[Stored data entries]

════════════════════

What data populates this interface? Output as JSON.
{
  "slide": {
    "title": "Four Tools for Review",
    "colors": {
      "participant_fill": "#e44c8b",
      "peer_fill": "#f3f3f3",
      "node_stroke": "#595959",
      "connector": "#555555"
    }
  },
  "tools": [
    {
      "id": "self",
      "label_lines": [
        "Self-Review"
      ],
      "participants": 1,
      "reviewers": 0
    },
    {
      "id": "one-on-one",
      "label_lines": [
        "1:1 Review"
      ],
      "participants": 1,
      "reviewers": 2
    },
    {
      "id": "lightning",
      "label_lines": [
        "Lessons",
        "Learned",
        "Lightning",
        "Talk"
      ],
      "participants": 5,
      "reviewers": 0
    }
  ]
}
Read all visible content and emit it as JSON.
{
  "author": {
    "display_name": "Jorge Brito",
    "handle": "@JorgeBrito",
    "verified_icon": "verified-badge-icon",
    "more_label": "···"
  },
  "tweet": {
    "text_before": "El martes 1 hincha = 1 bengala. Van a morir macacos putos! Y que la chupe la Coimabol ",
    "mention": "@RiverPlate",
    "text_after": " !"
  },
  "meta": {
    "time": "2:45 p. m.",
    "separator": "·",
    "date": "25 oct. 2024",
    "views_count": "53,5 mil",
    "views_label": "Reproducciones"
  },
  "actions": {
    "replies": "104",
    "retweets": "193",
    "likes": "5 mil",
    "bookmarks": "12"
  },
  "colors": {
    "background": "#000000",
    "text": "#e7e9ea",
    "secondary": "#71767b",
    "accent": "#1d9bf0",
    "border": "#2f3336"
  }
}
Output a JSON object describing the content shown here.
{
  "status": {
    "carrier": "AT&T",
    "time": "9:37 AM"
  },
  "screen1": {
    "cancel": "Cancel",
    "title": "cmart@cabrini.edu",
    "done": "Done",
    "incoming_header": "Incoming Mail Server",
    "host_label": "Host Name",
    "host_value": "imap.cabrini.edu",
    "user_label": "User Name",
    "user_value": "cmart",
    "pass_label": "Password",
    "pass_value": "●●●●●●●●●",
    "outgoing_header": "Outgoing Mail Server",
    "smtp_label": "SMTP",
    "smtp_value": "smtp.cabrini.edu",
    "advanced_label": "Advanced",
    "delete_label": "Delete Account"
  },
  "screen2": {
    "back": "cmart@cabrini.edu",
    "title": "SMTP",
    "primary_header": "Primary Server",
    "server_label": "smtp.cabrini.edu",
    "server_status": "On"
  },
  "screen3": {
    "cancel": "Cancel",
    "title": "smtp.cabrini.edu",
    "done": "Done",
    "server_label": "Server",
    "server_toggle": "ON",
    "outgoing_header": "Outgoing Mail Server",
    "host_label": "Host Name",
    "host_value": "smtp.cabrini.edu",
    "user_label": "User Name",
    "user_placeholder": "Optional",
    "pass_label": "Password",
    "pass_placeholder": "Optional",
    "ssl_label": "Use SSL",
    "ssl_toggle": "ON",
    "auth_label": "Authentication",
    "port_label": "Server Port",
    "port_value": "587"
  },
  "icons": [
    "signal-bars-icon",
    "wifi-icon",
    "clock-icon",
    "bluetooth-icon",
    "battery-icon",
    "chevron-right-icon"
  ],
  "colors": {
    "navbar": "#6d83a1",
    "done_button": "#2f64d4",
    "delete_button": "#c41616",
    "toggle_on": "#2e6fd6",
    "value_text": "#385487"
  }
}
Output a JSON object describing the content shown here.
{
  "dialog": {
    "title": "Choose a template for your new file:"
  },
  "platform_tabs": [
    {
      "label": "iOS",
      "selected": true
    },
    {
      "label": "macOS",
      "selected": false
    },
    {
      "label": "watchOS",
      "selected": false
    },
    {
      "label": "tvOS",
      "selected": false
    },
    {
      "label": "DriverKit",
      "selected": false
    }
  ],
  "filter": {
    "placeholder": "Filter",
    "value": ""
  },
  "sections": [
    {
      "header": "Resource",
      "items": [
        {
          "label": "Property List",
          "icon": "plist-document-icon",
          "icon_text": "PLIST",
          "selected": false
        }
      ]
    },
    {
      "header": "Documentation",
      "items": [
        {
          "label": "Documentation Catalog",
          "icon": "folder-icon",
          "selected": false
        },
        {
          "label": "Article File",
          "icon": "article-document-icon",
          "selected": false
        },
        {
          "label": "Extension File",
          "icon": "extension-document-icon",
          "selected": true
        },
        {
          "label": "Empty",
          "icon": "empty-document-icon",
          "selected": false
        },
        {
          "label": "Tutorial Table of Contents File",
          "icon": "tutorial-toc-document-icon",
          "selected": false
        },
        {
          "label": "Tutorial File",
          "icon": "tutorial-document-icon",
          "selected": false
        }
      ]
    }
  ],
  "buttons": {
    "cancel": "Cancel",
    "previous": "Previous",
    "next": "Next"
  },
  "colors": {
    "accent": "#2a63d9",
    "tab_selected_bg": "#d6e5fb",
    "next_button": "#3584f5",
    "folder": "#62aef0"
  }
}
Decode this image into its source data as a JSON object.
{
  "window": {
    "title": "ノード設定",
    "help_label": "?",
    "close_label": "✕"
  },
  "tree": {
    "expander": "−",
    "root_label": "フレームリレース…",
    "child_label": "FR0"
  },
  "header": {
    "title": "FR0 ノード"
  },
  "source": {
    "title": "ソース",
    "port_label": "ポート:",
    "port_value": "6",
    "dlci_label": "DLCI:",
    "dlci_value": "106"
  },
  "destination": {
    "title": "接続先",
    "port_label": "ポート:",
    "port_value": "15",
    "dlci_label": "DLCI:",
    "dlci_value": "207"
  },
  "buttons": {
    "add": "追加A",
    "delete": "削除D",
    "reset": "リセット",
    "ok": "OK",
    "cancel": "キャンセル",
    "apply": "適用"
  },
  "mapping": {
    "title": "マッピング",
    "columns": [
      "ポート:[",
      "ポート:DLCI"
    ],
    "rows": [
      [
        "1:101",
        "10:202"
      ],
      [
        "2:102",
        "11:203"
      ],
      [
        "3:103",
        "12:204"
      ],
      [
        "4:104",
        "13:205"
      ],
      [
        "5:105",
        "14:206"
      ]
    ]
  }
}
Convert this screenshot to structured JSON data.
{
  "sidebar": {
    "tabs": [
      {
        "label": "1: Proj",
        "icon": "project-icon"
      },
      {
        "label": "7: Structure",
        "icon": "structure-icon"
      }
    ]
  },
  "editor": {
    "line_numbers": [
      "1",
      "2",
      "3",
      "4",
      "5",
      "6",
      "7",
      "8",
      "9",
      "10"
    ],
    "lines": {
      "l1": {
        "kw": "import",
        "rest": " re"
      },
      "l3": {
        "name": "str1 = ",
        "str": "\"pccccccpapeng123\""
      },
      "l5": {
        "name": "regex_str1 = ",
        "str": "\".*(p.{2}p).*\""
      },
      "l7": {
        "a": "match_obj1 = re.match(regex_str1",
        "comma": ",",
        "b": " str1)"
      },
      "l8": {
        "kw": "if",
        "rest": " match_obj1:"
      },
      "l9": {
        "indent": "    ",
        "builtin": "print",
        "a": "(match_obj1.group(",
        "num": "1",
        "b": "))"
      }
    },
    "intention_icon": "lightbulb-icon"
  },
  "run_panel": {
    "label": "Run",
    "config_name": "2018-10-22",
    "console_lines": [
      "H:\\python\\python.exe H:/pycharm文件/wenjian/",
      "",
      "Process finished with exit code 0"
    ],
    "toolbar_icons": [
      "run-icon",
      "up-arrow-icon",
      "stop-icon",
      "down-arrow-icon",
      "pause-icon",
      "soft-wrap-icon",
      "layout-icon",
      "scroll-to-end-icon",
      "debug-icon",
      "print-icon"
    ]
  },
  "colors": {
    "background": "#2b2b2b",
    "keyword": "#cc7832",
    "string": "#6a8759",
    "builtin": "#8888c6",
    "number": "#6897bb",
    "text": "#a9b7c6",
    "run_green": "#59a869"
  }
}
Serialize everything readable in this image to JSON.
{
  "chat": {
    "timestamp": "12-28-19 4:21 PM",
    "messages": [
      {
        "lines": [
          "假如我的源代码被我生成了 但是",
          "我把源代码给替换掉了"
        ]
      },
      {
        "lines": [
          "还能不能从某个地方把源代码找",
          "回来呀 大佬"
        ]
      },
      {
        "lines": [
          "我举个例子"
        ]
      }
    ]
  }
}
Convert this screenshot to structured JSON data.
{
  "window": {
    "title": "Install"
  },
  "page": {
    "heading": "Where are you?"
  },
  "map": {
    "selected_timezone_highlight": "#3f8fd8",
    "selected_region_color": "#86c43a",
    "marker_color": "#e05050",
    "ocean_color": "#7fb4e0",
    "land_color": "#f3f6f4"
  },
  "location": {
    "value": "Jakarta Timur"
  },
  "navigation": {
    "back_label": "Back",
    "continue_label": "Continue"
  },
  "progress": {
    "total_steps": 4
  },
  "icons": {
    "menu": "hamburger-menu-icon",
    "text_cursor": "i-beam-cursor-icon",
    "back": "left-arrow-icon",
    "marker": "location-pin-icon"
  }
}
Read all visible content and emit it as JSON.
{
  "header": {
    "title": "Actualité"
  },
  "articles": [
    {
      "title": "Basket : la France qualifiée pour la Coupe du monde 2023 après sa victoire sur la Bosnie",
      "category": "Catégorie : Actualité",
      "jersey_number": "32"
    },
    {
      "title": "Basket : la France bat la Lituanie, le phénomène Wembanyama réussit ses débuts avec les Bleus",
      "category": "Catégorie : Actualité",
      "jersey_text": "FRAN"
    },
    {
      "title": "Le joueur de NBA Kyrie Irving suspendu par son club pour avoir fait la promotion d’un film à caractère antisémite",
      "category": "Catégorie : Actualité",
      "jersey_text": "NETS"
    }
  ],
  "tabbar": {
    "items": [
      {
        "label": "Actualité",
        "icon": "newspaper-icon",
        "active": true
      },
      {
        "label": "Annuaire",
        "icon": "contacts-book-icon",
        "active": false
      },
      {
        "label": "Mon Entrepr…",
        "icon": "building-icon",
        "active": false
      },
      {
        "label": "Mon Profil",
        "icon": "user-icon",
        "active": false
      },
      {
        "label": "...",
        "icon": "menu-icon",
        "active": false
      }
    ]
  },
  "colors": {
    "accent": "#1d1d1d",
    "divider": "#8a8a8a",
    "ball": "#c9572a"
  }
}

════════════════════

▶ [Problem]:
Gather each line of the listing that holds the string "Optional".

▶ [Answer to this problem]:
    "user_placeholder": "Optional",
    "pass_placeholder": "Optional",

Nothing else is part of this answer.